Your instructions
Repeat all entries exactly.

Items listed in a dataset
▬▬▬
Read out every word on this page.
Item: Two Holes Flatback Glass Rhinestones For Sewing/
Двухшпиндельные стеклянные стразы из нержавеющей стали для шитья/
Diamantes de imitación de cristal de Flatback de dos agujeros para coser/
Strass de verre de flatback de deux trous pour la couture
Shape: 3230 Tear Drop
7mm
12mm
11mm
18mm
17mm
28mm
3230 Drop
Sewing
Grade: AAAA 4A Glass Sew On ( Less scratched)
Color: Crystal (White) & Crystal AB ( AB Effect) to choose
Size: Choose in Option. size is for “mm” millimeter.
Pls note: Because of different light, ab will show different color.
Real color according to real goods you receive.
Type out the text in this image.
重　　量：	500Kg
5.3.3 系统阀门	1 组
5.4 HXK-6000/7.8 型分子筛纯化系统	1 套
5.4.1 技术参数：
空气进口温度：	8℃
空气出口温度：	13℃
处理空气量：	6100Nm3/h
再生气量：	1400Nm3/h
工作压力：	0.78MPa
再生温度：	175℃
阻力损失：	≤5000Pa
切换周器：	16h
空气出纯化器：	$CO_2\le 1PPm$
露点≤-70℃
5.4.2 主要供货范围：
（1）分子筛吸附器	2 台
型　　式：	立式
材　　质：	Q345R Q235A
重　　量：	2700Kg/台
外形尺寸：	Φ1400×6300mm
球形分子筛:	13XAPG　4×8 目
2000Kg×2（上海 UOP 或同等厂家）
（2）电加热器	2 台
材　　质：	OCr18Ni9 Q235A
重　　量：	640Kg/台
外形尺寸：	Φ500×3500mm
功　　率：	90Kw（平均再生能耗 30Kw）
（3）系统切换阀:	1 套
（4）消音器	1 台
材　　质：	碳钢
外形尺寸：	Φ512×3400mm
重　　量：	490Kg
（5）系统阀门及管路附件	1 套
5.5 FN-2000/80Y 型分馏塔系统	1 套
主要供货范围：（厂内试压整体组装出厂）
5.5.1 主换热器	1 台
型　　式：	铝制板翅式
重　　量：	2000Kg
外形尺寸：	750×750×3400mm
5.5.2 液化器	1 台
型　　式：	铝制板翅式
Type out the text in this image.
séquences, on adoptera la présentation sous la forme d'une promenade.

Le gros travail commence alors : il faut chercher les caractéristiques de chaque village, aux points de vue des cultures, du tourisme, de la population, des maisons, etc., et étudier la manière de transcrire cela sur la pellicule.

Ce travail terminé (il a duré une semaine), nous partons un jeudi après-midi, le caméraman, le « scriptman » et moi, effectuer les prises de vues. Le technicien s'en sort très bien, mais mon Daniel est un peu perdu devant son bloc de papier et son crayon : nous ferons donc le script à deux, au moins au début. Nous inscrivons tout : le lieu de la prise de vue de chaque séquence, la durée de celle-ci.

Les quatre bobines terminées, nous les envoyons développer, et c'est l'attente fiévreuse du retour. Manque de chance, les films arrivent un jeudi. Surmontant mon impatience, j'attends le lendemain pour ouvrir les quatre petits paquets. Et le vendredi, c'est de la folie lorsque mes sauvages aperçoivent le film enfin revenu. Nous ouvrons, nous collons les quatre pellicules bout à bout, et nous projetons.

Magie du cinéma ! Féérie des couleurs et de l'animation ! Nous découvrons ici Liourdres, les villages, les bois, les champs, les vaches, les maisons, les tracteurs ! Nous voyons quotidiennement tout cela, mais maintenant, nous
▬▬▬
Task output
Read out every word on this page.
Item: Two Holes Flatback Glass Rhinestones For Sewing/
Двухшпиндельные стеклянные стразы из нержавеющей стали для шитья/
Diamantes de imitación de cristal de Flatback de dos agujeros para coser/
Strass de verre de flatback de deux trous pour la couture
Shape: 3230 Tear Drop
7mm
12mm
11mm
18mm
17mm
28mm
3230 Drop
Sewing
Grade: AAAA 4A Glass Sew On ( Less scratched)
Color: Crystal (White) & Crystal AB ( AB Effect) to choose
Size: Choose in Option. size is for “mm” millimeter.
Pls note: Because of different light, ab will show different color.
Real color according to real goods you receive.
Type out the text in this image.
重　　量：	500Kg
5.3.3 系统阀门	1 组
5.4 HXK-6000/7.8 型分子筛纯化系统	1 套
5.4.1 技术参数：
空气进口温度：	8℃
空气出口温度：	13℃
处理空气量：	6100Nm3/h
再生气量：	1400Nm3/h
工作压力：	0.78MPa
再生温度：	175℃
阻力损失：	≤5000Pa
切换周器：	16h
空气出纯化器：	$CO_2\le 1PPm$
露点≤-70℃
5.4.2 主要供货范围：
（1）分子筛吸附器	2 台
型　　式：	立式
材　　质：	Q345R Q235A
重　　量：	2700Kg/台
外形尺寸：	Φ1400×6300mm
球形分子筛:	13XAPG　4×8 目
2000Kg×2（上海 UOP 或同等厂家）
（2）电加热器	2 台
材　　质：	OCr18Ni9 Q235A
重　　量：	640Kg/台
外形尺寸：	Φ500×3500mm
功　　率：	90Kw（平均再生能耗 30Kw）
（3）系统切换阀:	1 套
（4）消音器	1 台
材　　质：	碳钢
外形尺寸：	Φ512×3400mm
重　　量：	490Kg
（5）系统阀门及管路附件	1 套
5.5 FN-2000/80Y 型分馏塔系统	1 套
主要供货范围：（厂内试压整体组装出厂）
5.5.1 主换热器	1 台
型　　式：	铝制板翅式
重　　量：	2000Kg
外形尺寸：	750×750×3400mm
5.5.2 液化器	1 台
型　　式：	铝制板翅式
Type out the text in this image.
séquences, on adoptera la présentation sous la forme d'une promenade.

Le gros travail commence alors : il faut chercher les caractéristiques de chaque village, aux points de vue des cultures, du tourisme, de la population, des maisons, etc., et étudier la manière de transcrire cela sur la pellicule.

Ce travail terminé (il a duré une semaine), nous partons un jeudi après-midi, le caméraman, le « scriptman » et moi, effectuer les prises de vues. Le technicien s'en sort très bien, mais mon Daniel est un peu perdu devant son bloc de papier et son crayon : nous ferons donc le script à deux, au moins au début. Nous inscrivons tout : le lieu de la prise de vue de chaque séquence, la durée de celle-ci.

Les quatre bobines terminées, nous les envoyons développer, et c'est l'attente fiévreuse du retour. Manque de chance, les films arrivent un jeudi. Surmontant mon impatience, j'attends le lendemain pour ouvrir les quatre petits paquets. Et le vendredi, c'est de la folie lorsque mes sauvages aperçoivent le film enfin revenu. Nous ouvrons, nous collons les quatre pellicules bout à bout, et nous projetons.

Magie du cinéma ! Féérie des couleurs et de l'animation ! Nous découvrons ici Liourdres, les villages, les bois, les champs, les vaches, les maisons, les tracteurs ! Nous voyons quotidiennement tout cela, mais maintenant, nous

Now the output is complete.